* **To be done**
Report every line in the listing that contains the string "mengantisipasi".

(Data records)
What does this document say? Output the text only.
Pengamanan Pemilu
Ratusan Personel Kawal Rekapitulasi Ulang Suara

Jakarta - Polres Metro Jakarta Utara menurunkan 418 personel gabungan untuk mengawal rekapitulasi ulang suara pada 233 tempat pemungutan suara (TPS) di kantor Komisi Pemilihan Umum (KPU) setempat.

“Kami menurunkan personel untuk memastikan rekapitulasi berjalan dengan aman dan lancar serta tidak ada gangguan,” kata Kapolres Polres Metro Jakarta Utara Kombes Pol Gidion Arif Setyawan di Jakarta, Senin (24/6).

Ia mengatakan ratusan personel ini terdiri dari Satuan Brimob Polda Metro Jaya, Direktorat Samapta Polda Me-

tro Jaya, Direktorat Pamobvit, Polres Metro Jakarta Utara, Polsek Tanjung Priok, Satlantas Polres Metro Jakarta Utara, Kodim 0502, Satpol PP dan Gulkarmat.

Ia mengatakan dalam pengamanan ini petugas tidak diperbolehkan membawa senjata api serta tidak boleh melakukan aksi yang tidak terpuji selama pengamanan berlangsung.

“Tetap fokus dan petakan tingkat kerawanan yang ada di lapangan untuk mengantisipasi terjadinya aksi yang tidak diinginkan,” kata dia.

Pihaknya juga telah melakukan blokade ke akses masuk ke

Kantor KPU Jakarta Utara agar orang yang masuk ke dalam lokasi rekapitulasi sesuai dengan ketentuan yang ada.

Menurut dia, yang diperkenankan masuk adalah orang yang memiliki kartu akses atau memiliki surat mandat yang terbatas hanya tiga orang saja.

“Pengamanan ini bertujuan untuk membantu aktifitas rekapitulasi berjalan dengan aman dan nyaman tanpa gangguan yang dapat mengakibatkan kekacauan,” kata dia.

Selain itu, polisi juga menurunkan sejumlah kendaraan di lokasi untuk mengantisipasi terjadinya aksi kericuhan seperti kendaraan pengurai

* **Finished answer**
“Tetap fokus dan petakan tingkat kerawanan yang ada di lapangan untuk mengantisipasi terjadinya aksi yang tidak diinginkan,” kata dia.
Selain itu, polisi juga menurunkan sejumlah kendaraan di lokasi untuk mengantisipasi terjadinya aksi kericuhan seperti kendaraan pengurai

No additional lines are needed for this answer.